[Stated goal] Work out how many lines have "name" in them. Give only that number.

[Supplied records]
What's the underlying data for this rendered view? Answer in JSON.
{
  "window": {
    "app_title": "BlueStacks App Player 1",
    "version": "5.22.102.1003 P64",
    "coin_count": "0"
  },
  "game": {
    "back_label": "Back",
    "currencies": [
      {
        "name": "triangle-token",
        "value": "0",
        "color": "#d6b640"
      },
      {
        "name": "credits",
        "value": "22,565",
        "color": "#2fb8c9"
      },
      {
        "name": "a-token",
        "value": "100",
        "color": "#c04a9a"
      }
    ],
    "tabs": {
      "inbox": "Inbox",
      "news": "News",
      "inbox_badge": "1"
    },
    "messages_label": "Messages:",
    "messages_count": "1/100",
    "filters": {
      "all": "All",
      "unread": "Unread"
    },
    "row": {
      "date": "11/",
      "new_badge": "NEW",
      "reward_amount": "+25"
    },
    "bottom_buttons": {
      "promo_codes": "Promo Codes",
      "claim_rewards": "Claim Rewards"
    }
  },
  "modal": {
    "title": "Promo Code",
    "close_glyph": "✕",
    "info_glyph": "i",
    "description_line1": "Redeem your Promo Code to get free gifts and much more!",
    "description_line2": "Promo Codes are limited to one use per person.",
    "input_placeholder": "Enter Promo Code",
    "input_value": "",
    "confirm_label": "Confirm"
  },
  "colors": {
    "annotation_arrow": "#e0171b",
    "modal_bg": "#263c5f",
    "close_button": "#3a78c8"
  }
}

[Result of the task] 3